--- start Material shown ---
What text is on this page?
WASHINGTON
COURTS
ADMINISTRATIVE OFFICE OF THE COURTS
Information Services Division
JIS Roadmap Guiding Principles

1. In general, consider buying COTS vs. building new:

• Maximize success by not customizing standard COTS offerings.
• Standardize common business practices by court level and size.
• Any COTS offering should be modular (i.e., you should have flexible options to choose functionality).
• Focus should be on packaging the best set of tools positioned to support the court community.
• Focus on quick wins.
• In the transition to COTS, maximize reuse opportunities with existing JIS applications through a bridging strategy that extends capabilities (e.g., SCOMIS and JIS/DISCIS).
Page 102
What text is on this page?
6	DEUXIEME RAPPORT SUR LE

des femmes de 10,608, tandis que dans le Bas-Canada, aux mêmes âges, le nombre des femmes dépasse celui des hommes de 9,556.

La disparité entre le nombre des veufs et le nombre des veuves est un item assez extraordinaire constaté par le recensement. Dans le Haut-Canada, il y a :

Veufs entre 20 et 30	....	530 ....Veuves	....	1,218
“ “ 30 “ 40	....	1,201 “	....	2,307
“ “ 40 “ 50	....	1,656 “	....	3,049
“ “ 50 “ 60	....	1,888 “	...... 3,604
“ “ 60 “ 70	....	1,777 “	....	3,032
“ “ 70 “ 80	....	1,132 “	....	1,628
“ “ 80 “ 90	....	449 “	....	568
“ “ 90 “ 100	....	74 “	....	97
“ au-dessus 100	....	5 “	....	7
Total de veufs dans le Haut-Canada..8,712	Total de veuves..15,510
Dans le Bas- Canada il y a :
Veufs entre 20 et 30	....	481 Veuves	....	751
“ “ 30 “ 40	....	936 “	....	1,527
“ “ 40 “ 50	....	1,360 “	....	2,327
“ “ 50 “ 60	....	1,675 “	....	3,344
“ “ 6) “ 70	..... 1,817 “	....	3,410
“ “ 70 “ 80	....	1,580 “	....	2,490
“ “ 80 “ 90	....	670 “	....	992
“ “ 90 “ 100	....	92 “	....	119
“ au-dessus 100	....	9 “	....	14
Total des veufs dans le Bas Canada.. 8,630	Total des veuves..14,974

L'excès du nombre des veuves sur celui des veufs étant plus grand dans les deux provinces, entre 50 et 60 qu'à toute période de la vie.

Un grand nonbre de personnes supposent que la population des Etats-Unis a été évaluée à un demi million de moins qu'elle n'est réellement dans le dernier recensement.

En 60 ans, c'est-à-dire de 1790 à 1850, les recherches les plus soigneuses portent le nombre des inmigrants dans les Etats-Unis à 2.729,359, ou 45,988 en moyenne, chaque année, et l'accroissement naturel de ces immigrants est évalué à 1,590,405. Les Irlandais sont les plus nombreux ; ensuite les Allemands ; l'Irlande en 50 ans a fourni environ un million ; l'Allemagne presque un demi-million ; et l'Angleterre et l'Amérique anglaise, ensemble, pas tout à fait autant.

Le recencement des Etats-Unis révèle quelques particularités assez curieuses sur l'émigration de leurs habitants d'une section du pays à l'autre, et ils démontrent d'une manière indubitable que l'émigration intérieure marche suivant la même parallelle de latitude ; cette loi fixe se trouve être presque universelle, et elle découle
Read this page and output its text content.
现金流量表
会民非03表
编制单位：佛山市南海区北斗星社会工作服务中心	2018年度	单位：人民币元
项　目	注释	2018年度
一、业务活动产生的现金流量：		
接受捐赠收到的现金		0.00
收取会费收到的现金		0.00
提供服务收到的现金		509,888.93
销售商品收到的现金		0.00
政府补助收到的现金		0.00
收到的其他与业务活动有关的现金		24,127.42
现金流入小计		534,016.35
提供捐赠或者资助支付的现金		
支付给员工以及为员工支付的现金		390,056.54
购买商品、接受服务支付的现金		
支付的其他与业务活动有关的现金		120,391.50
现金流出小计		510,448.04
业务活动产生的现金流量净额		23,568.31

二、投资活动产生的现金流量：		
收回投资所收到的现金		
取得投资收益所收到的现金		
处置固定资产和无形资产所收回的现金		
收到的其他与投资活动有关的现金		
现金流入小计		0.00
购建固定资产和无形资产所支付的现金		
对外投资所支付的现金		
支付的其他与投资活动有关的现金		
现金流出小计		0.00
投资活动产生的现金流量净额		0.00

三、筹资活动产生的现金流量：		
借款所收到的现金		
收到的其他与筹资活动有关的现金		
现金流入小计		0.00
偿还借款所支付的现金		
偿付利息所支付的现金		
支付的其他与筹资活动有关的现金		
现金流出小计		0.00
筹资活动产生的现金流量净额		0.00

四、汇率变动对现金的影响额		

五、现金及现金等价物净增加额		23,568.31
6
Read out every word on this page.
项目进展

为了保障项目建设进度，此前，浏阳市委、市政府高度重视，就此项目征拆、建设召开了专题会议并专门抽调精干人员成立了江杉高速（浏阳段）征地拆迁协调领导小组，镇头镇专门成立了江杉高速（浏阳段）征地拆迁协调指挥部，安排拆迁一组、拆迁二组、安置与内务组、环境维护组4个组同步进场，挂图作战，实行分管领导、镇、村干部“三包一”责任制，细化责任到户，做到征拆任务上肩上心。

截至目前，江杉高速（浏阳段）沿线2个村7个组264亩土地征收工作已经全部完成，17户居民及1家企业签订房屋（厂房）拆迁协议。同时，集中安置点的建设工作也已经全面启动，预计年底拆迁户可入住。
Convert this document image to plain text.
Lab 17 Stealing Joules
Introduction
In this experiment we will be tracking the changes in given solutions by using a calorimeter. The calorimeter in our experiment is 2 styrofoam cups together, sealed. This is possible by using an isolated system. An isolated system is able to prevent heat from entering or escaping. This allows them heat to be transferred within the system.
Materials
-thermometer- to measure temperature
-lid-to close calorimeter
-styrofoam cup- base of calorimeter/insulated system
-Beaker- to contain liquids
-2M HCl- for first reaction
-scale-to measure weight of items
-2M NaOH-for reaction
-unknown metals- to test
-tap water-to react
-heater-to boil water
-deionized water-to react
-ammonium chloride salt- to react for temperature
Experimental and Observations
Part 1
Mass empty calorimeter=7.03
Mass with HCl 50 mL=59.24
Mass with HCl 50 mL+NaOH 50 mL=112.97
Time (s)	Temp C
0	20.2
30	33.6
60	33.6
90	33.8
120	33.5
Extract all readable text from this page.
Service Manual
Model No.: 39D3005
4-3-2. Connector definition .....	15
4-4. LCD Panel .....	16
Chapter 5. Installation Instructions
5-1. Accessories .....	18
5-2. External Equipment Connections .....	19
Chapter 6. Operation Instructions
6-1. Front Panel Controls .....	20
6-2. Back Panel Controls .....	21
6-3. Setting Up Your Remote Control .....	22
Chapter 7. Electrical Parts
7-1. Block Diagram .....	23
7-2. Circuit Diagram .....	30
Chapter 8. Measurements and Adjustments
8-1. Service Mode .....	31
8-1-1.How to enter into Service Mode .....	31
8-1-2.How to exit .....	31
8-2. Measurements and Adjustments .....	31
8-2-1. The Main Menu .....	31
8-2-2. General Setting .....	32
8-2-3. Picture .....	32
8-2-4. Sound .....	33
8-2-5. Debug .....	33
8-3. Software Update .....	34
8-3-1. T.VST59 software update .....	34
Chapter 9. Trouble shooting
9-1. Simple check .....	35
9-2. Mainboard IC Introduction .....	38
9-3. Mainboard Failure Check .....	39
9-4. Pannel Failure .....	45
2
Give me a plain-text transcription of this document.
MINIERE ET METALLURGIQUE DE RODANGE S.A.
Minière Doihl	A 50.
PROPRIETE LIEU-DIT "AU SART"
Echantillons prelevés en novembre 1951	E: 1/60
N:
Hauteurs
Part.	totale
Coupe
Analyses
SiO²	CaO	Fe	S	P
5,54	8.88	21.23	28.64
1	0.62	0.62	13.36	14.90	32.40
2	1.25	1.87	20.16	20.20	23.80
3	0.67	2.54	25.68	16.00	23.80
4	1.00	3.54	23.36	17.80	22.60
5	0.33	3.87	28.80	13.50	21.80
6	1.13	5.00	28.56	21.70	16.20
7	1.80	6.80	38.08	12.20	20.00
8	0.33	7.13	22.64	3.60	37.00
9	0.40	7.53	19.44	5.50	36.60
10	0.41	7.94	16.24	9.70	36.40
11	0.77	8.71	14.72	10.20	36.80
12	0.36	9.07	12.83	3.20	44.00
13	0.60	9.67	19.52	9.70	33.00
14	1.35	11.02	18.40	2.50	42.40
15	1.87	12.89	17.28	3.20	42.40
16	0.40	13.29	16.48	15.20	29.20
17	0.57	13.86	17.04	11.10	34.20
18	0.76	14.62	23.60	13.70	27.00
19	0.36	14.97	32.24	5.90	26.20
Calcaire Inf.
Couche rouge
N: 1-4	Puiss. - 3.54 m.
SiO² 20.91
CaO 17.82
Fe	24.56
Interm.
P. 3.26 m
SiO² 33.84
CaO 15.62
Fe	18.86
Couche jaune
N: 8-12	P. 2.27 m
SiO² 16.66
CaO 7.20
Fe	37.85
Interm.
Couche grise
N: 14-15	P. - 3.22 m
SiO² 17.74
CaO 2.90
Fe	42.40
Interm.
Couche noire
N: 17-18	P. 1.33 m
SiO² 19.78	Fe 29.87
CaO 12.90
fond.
--- end Material shown ---
:: Given task ::
Where a line holds the string "styrofoam", copy that line.

:: Worked answer ::
In this experiment we will be tracking the changes in given solutions by using a calorimeter. The calorimeter in our experiment is 2 styrofoam cups together, sealed. This is possible by using an isolated system. An isolated system is able to prevent heat from entering or escaping. This allows them heat to be transferred within the system.
-styrofoam cup- base of calorimeter/insulated system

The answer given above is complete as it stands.